Aim of the exercise - Select every line containing the word "learning" from the material, and copy those lines.

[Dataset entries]
-- BEGIN --
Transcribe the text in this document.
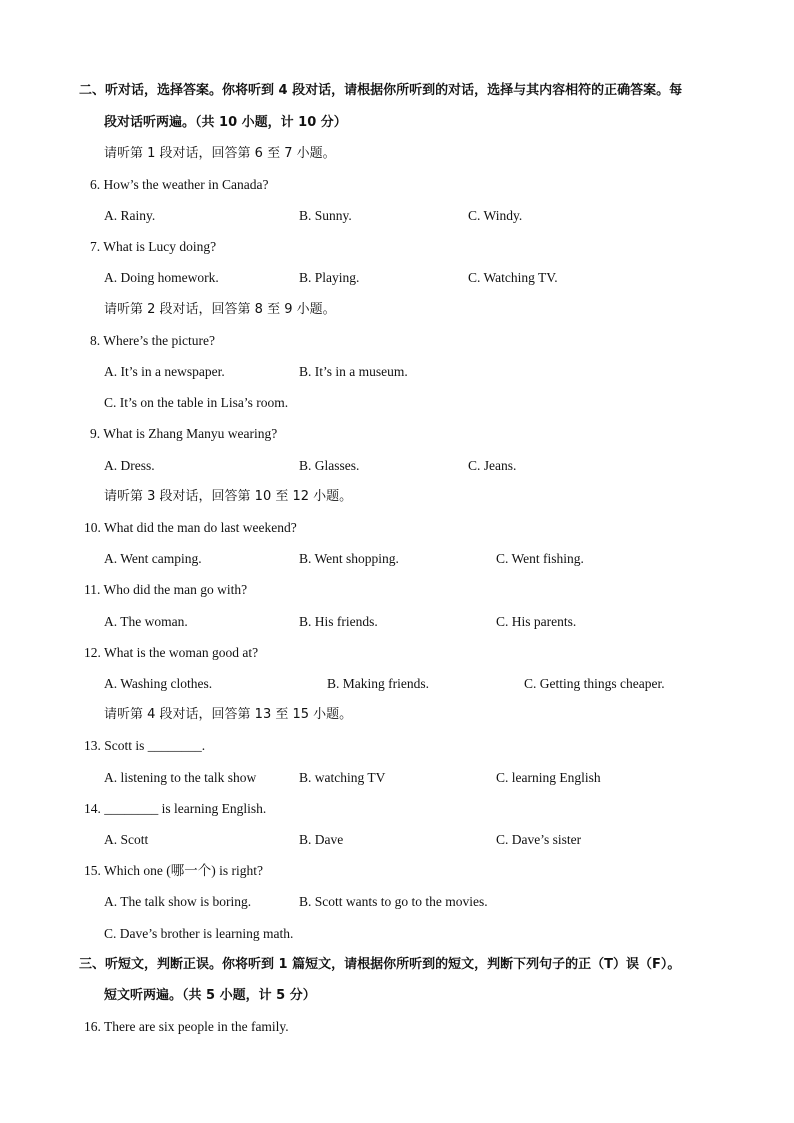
二、听对话，选择答案。你将听到 4 段对话，请根据你所听到的对话，选择与其内容相符的正确答案。每
段对话听两遍。（共 10 小题，计 10 分）
请听第 1 段对话，回答第 6 至 7 小题。
6. How’s the weather in Canada?
A. Rainy.	B. Sunny.	C. Windy.
7. What is Lucy doing?
A. Doing homework.	B. Playing.	C. Watching TV.
请听第 2 段对话，回答第 8 至 9 小题。
8. Where’s the picture?
A. It’s in a newspaper.	B. It’s in a museum.
C. It’s on the table in Lisa’s room.
9. What is Zhang Manyu wearing?
A. Dress.	B. Glasses.	C. Jeans.
请听第 3 段对话，回答第 10 至 12 小题。
10. What did the man do last weekend?
A. Went camping.	B. Went shopping.	C. Went fishing.
11. Who did the man go with?
A. The woman.	B. His friends.	C. His parents.
12. What is the woman good at?
A. Washing clothes.	B. Making friends.	C. Getting things cheaper.
请听第 4 段对话，回答第 13 至 15 小题。
13. Scott is ________.
A. listening to the talk show	B. watching TV	C. learning English
14. ________ is learning English.
A. Scott	B. Dave	C. Dave’s sister
15. Which one (哪一个) is right?
A. The talk show is boring.	B. Scott wants to go to the movies.
C. Dave’s brother is learning math.
三、听短文，判断正误。你将听到 1 篇短文，请根据你所听到的短文，判断下列句子的正（T）误（F）。
短文听两遍。（共 5 小题，计 5 分）
16. There are six people in the family.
-- END --
Output -
A. listening to the talk show	B. watching TV	C. learning English
14. ________ is learning English.
C. Dave’s brother is learning math.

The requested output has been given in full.